| Set exercise |
Copy out all lines with the word "JSON" in them.

##### Supplied material #####

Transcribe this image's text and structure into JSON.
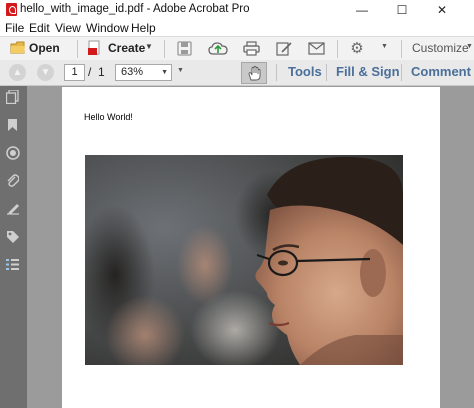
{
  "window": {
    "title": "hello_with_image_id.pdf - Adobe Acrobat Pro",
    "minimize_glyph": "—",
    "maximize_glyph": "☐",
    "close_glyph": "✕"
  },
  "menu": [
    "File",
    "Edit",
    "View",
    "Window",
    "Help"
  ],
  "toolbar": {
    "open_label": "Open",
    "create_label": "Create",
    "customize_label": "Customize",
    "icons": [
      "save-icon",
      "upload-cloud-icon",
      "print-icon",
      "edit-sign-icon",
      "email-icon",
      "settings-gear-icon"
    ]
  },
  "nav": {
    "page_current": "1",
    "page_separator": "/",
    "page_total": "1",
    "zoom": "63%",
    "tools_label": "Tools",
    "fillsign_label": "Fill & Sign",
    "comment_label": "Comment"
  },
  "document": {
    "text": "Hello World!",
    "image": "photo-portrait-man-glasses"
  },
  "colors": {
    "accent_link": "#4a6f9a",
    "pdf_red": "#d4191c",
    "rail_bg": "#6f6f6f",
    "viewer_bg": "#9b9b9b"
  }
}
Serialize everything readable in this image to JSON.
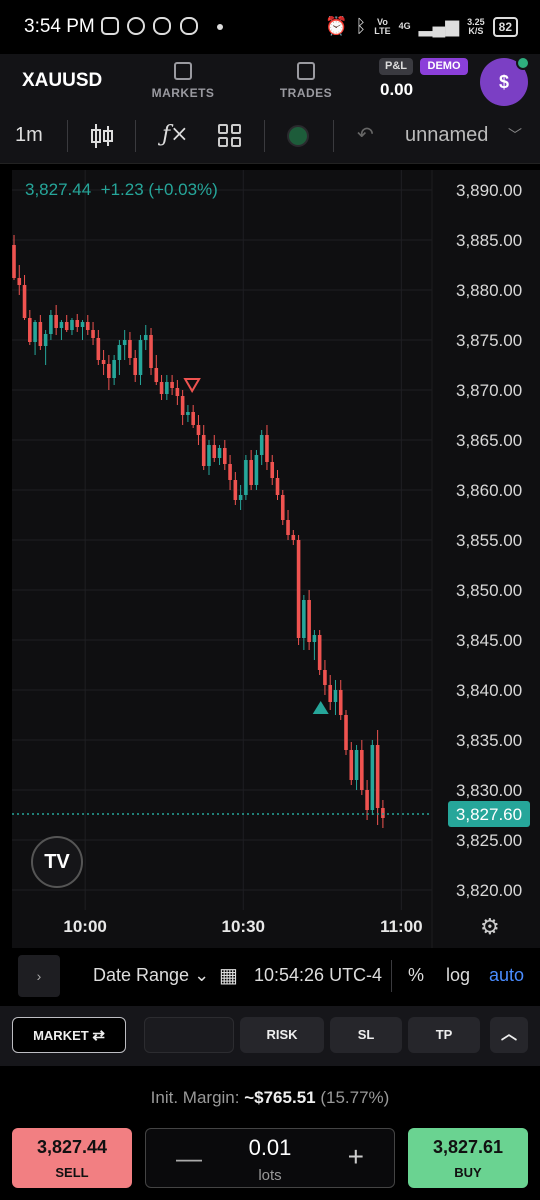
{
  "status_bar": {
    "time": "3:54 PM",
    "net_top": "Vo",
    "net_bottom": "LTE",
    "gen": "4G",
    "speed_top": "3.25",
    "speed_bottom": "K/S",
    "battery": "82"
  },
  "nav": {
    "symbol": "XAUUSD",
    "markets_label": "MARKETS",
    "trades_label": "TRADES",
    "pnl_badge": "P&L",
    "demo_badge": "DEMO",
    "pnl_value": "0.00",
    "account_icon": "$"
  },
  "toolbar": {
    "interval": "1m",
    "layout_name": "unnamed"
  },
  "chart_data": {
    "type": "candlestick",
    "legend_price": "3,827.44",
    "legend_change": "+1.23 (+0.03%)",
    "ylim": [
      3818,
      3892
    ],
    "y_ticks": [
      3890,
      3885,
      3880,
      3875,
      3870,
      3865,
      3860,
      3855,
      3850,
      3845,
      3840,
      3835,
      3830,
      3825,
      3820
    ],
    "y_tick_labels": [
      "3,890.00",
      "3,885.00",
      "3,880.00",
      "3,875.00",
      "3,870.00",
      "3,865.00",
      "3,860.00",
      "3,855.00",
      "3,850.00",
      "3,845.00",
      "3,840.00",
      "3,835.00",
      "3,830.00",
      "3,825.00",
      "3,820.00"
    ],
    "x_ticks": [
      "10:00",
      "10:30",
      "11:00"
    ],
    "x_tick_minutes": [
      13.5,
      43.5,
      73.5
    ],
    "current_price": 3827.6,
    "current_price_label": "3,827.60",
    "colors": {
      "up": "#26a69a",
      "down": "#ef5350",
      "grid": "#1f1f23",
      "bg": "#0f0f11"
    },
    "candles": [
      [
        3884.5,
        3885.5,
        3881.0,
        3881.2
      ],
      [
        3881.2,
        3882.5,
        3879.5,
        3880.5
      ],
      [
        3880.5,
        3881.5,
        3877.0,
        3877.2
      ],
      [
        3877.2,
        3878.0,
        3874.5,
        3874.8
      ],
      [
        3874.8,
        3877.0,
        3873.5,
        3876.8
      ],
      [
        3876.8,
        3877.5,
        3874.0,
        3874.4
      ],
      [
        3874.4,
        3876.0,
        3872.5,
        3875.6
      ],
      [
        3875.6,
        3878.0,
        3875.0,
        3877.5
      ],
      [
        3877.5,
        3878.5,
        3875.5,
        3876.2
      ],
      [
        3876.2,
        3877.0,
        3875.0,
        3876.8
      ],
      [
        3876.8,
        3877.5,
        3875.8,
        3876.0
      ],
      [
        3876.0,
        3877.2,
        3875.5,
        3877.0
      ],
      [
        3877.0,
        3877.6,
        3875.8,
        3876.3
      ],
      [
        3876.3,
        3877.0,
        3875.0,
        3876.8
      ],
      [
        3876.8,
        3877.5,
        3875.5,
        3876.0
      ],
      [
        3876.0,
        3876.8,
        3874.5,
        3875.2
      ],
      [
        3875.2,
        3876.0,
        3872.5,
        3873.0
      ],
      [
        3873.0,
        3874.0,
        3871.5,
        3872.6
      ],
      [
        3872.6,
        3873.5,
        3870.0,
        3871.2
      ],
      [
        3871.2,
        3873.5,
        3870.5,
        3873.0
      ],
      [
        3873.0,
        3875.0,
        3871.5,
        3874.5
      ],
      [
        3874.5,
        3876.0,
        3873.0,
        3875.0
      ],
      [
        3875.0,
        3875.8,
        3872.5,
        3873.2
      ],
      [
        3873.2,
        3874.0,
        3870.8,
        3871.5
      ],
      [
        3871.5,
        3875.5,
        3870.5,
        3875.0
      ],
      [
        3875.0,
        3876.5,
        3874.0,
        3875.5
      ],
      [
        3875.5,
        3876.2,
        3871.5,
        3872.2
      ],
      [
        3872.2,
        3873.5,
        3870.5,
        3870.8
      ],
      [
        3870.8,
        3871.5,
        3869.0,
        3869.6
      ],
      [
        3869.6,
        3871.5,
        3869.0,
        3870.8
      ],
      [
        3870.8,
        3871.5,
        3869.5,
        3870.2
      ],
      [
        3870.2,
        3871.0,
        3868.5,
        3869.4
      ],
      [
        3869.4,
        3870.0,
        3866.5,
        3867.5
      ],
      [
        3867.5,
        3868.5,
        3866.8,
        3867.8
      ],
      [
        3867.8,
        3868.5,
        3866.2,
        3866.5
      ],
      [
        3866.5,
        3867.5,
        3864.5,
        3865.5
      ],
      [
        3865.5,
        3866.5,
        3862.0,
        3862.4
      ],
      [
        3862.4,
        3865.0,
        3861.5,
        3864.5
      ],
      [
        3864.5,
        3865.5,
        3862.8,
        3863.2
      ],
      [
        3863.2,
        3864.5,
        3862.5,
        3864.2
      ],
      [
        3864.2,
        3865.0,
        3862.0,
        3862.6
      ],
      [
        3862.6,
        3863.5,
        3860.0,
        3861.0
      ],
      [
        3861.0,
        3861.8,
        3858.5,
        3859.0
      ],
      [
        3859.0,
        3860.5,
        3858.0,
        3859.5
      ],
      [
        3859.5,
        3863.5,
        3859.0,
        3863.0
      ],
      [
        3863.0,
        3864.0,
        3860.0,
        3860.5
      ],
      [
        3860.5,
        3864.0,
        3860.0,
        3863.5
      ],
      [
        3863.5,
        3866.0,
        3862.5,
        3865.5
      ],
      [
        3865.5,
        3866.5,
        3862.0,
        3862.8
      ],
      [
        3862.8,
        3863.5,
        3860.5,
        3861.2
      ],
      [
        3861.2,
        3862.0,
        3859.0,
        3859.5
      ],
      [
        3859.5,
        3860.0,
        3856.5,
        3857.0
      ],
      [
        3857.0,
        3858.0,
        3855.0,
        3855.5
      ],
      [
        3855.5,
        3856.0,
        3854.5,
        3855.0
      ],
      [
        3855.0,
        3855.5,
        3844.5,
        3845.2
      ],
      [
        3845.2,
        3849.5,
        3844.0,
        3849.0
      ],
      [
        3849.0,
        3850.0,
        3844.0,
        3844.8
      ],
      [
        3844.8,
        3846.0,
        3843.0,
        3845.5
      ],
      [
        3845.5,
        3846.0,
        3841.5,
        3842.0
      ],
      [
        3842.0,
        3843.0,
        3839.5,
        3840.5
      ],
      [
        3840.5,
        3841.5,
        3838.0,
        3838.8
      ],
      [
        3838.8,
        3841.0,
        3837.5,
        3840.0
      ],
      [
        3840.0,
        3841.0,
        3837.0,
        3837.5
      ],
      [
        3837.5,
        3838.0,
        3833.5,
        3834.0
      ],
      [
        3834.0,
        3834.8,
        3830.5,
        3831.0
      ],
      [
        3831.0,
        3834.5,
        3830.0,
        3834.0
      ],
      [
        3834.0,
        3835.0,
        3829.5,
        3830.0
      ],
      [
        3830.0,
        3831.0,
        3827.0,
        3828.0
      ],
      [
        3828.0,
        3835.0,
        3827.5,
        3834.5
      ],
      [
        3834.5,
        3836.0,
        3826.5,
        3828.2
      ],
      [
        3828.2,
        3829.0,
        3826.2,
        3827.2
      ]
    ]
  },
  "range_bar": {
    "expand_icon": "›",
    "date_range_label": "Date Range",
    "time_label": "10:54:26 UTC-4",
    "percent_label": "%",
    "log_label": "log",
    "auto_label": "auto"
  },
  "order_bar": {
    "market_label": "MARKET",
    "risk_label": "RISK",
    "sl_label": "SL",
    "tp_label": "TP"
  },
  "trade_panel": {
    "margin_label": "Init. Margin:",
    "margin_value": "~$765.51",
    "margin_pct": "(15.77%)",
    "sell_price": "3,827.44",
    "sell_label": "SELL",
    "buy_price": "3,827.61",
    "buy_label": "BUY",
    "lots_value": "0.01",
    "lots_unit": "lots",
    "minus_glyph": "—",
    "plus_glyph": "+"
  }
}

#####

| Response to the task |
Transcribe this image's text and structure into JSON.
Serialize everything readable in this image to JSON.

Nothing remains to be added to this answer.